>> BEGIN INFORMATION PROVIDED

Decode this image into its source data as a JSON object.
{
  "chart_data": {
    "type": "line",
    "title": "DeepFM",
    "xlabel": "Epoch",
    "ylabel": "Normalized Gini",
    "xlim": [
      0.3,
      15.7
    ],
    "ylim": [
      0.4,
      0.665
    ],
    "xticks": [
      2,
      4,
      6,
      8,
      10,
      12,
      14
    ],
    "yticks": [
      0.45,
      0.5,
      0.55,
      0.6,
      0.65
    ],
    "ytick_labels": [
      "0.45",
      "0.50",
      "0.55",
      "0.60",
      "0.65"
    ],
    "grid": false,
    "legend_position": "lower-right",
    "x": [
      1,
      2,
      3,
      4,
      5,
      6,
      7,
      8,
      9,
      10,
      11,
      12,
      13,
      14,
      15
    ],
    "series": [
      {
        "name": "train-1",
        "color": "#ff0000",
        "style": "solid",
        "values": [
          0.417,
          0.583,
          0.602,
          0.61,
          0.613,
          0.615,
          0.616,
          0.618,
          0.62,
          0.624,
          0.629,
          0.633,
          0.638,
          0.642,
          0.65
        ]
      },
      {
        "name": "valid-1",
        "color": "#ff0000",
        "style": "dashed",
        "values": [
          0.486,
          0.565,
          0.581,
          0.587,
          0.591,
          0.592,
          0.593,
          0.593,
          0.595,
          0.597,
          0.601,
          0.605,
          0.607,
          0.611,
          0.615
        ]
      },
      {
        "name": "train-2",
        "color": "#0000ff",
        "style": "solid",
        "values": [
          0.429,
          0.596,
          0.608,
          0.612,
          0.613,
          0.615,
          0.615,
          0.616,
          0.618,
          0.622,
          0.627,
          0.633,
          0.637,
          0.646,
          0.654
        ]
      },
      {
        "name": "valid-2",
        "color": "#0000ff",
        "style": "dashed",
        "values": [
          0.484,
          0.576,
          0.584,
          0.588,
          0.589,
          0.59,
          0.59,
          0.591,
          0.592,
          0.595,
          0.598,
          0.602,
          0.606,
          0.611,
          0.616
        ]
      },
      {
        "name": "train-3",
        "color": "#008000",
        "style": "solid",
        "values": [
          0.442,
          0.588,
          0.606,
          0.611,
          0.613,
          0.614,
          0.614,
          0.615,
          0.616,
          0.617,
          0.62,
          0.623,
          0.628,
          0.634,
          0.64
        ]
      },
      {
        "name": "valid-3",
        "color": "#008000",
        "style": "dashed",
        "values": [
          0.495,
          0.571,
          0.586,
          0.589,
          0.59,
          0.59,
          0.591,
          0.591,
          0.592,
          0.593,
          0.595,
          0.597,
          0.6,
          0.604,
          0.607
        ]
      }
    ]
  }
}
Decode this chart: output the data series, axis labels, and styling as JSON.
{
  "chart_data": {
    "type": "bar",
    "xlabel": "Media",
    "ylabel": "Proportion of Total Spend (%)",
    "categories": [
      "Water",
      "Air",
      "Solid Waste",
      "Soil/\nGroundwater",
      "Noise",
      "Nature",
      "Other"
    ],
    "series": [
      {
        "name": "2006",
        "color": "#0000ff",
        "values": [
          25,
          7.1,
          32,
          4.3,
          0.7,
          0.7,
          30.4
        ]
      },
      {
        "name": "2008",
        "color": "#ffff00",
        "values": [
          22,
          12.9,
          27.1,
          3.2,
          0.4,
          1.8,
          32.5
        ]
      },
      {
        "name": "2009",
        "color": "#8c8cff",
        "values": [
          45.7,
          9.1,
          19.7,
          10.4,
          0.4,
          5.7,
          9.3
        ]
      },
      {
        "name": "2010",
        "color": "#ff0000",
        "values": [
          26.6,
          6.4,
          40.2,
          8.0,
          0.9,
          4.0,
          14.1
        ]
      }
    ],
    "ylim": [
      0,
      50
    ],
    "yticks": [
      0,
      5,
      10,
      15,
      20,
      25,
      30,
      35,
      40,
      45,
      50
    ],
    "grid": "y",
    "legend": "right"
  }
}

>> END INFORMATION PROVIDED

SET EXERCISE -> Emit the full listing verbatim.

TASK OUTPUT ->
Decode this image into its source data as a JSON object.
{
  "chart_data": {
    "type": "line",
    "title": "DeepFM",
    "xlabel": "Epoch",
    "ylabel": "Normalized Gini",
    "xlim": [
      0.3,
      15.7
    ],
    "ylim": [
      0.4,
      0.665
    ],
    "xticks": [
      2,
      4,
      6,
      8,
      10,
      12,
      14
    ],
    "yticks": [
      0.45,
      0.5,
      0.55,
      0.6,
      0.65
    ],
    "ytick_labels": [
      "0.45",
      "0.50",
      "0.55",
      "0.60",
      "0.65"
    ],
    "grid": false,
    "legend_position": "lower-right",
    "x": [
      1,
      2,
      3,
      4,
      5,
      6,
      7,
      8,
      9,
      10,
      11,
      12,
      13,
      14,
      15
    ],
    "series": [
      {
        "name": "train-1",
        "color": "#ff0000",
        "style": "solid",
        "values": [
          0.417,
          0.583,
          0.602,
          0.61,
          0.613,
          0.615,
          0.616,
          0.618,
          0.62,
          0.624,
          0.629,
          0.633,
          0.638,
          0.642,
          0.65
        ]
      },
      {
        "name": "valid-1",
        "color": "#ff0000",
        "style": "dashed",
        "values": [
          0.486,
          0.565,
          0.581,
          0.587,
          0.591,
          0.592,
          0.593,
          0.593,
          0.595,
          0.597,
          0.601,
          0.605,
          0.607,
          0.611,
          0.615
        ]
      },
      {
        "name": "train-2",
        "color": "#0000ff",
        "style": "solid",
        "values": [
          0.429,
          0.596,
          0.608,
          0.612,
          0.613,
          0.615,
          0.615,
          0.616,
          0.618,
          0.622,
          0.627,
          0.633,
          0.637,
          0.646,
          0.654
        ]
      },
      {
        "name": "valid-2",
        "color": "#0000ff",
        "style": "dashed",
        "values": [
          0.484,
          0.576,
          0.584,
          0.588,
          0.589,
          0.59,
          0.59,
          0.591,
          0.592,
          0.595,
          0.598,
          0.602,
          0.606,
          0.611,
          0.616
        ]
      },
      {
        "name": "train-3",
        "color": "#008000",
        "style": "solid",
        "values": [
          0.442,
          0.588,
          0.606,
          0.611,
          0.613,
          0.614,
          0.614,
          0.615,
          0.616,
          0.617,
          0.62,
          0.623,
          0.628,
          0.634,
          0.64
        ]
      },
      {
        "name": "valid-3",
        "color": "#008000",
        "style": "dashed",
        "values": [
          0.495,
          0.571,
          0.586,
          0.589,
          0.59,
          0.59,
          0.591,
          0.591,
          0.592,
          0.593,
          0.595,
          0.597,
          0.6,
          0.604,
          0.607
        ]
      }
    ]
  }
}
Decode this chart: output the data series, axis labels, and styling as JSON.
{
  "chart_data": {
    "type": "bar",
    "xlabel": "Media",
    "ylabel": "Proportion of Total Spend (%)",
    "categories": [
      "Water",
      "Air",
      "Solid Waste",
      "Soil/\nGroundwater",
      "Noise",
      "Nature",
      "Other"
    ],
    "series": [
      {
        "name": "2006",
        "color": "#0000ff",
        "values": [
          25,
          7.1,
          32,
          4.3,
          0.7,
          0.7,
          30.4
        ]
      },
      {
        "name": "2008",
        "color": "#ffff00",
        "values": [
          22,
          12.9,
          27.1,
          3.2,
          0.4,
          1.8,
          32.5
        ]
      },
      {
        "name": "2009",
        "color": "#8c8cff",
        "values": [
          45.7,
          9.1,
          19.7,
          10.4,
          0.4,
          5.7,
          9.3
        ]
      },
      {
        "name": "2010",
        "color": "#ff0000",
        "values": [
          26.6,
          6.4,
          40.2,
          8.0,
          0.9,
          4.0,
          14.1
        ]
      }
    ],
    "ylim": [
      0,
      50
    ],
    "yticks": [
      0,
      5,
      10,
      15,
      20,
      25,
      30,
      35,
      40,
      45,
      50
    ],
    "grid": "y",
    "legend": "right"
  }
}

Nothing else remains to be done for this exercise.